Goal of the exercise
Give the number of lines in the records below that include "ταῦτα". Reply with that number alone.

Entries shown
------------------------------------------------------------

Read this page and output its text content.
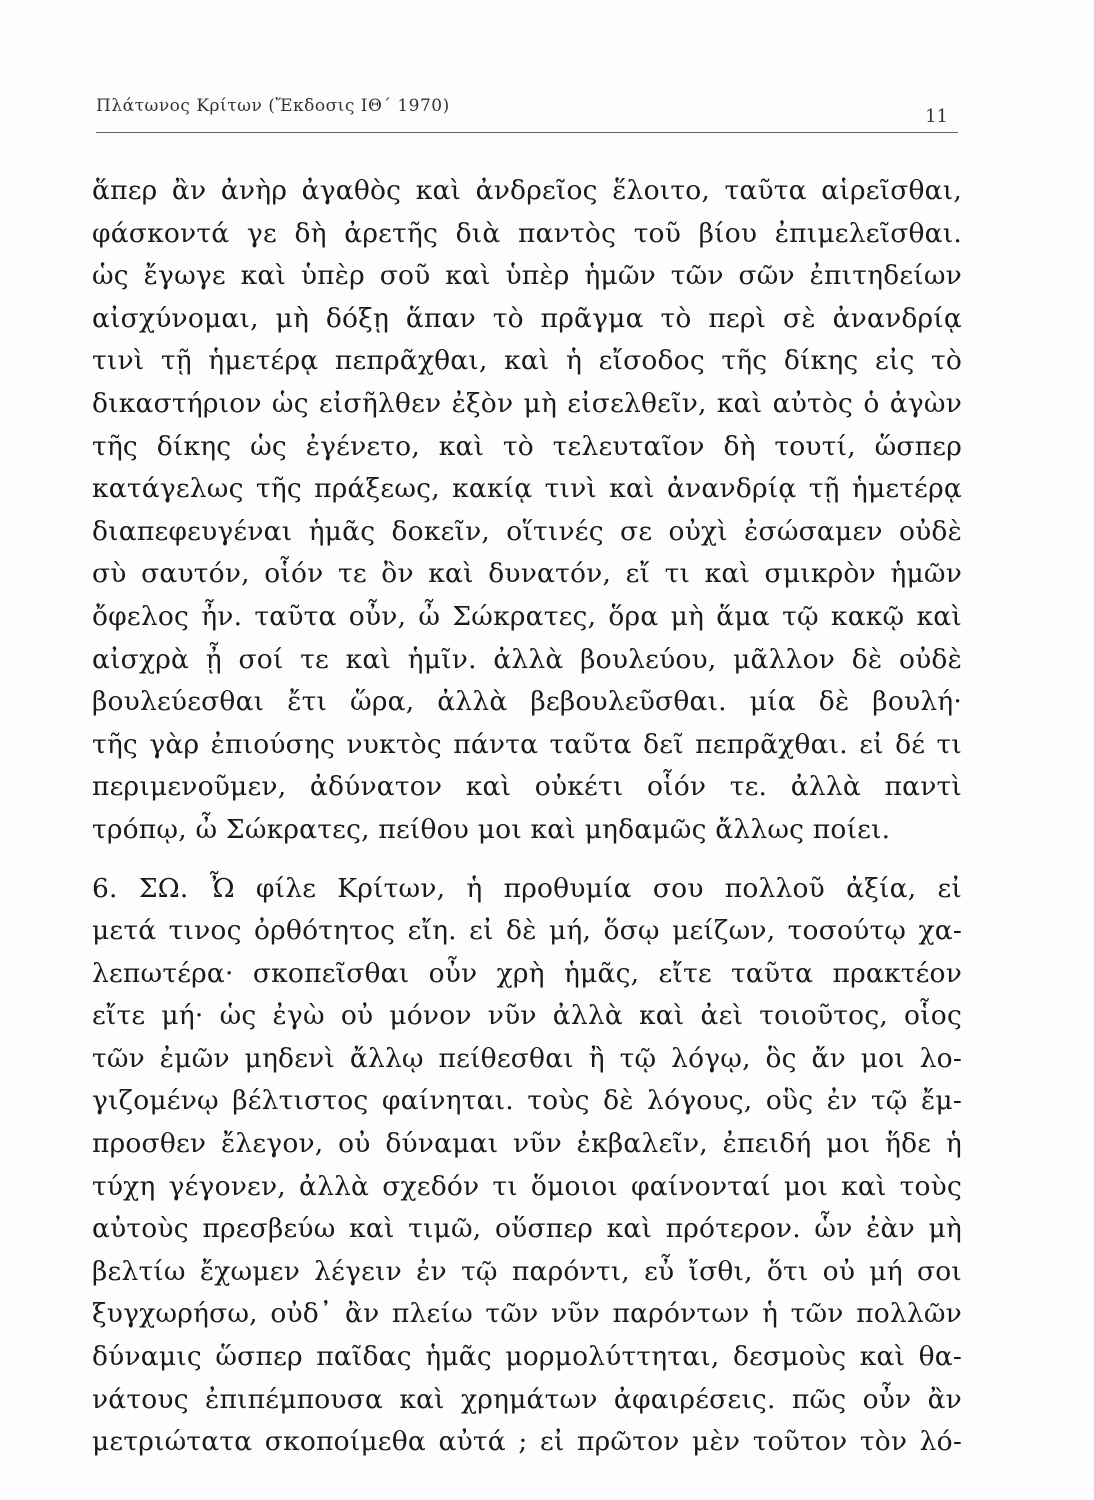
Πλάτωνος Κρίτων (Ἔκδοσις ΙΘ΄ 1970)	11
ἅπερ ἂν ἀνὴρ ἀγαθὸς καὶ ἀνδρεῖος ἕλοιτο, ταῦτα αἱρεῖσθαι,
φάσκοντά γε δὴ ἀρετῆς διὰ παντὸς τοῦ βίου ἐπιμελεῖσθαι.
ὡς ἔγωγε καὶ ὑπὲρ σοῦ καὶ ὑπὲρ ἡμῶν τῶν σῶν ἐπιτηδείων
αἰσχύνομαι, μὴ δόξῃ ἅπαν τὸ πρᾶγμα τὸ περὶ σὲ ἀνανδρίᾳ
τινὶ τῇ ἡμετέρᾳ πεπρᾶχθαι, καὶ ἡ εἴσοδος τῆς δίκης εἰς τὸ
δικαστήριον ὡς εἰσῆλθεν ἐξὸν μὴ εἰσελθεῖν, καὶ αὐτὸς ὁ ἀγὼν
τῆς δίκης ὡς ἐγένετο, καὶ τὸ τελευταῖον δὴ τουτί, ὥσπερ
κατάγελως τῆς πράξεως, κακίᾳ τινὶ καὶ ἀνανδρίᾳ τῇ ἡμετέρᾳ
διαπεφευγέναι ἡμᾶς δοκεῖν, οἵτινές σε οὐχὶ ἐσώσαμεν οὐδὲ
σὺ σαυτόν, οἷόν τε ὂν καὶ δυνατόν, εἴ τι καὶ σμικρὸν ἡμῶν
ὄφελος ἦν. ταῦτα οὖν, ὦ Σώκρατες, ὅρα μὴ ἅμα τῷ κακῷ καὶ
αἰσχρὰ ᾖ σοί τε καὶ ἡμῖν. ἀλλὰ βουλεύου, μᾶλλον δὲ οὐδὲ
βουλεύεσθαι ἔτι ὥρα, ἀλλὰ βεβουλεῦσθαι. μία δὲ βουλή·
τῆς γὰρ ἐπιούσης νυκτὸς πάντα ταῦτα δεῖ πεπρᾶχθαι. εἰ δέ τι
περιμενοῦμεν, ἀδύνατον καὶ οὐκέτι οἷόν τε. ἀλλὰ παντὶ
τρόπῳ, ὦ Σώκρατες, πείθου μοι καὶ μηδαμῶς ἄλλως ποίει.
6. ΣΩ. Ὦ φίλε Κρίτων, ἡ προθυμία σου πολλοῦ ἀξία, εἰ
μετά τινος ὀρθότητος εἴη. εἰ δὲ μή, ὅσῳ μείζων, τοσούτῳ χα-
λεπωτέρα· σκοπεῖσθαι οὖν χρὴ ἡμᾶς, εἴτε ταῦτα πρακτέον
εἴτε μή· ὡς ἐγὼ οὐ μόνον νῦν ἀλλὰ καὶ ἀεὶ τοιοῦτος, οἷος
τῶν ἐμῶν μηδενὶ ἄλλῳ πείθεσθαι ἢ τῷ λόγῳ, ὃς ἄν μοι λο-
γιζομένῳ βέλτιστος φαίνηται. τοὺς δὲ λόγους, οὓς ἐν τῷ ἔμ-
προσθεν ἔλεγον, οὐ δύναμαι νῦν ἐκβαλεῖν, ἐπειδή μοι ἥδε ἡ
τύχη γέγονεν, ἀλλὰ σχεδόν τι ὅμοιοι φαίνονταί μοι καὶ τοὺς
αὐτοὺς πρεσβεύω καὶ τιμῶ, οὕσπερ καὶ πρότερον. ὧν ἐὰν μὴ
βελτίω ἔχωμεν λέγειν ἐν τῷ παρόντι, εὖ ἴσθι, ὅτι οὐ μή σοι
ξυγχωρήσω, οὐδ᾽ ἂν πλείω τῶν νῦν παρόντων ἡ τῶν πολλῶν
δύναμις ὥσπερ παῖδας ἡμᾶς μορμολύττηται, δεσμοὺς καὶ θα-
νάτους ἐπιπέμπουσα καὶ χρημάτων ἀφαιρέσεις. πῶς οὖν ἂν
μετριώτατα σκοποίμεθα αὐτά ; εἰ πρῶτον μὲν τοῦτον τὸν λό-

------------------------------------------------------------

Worked answer
4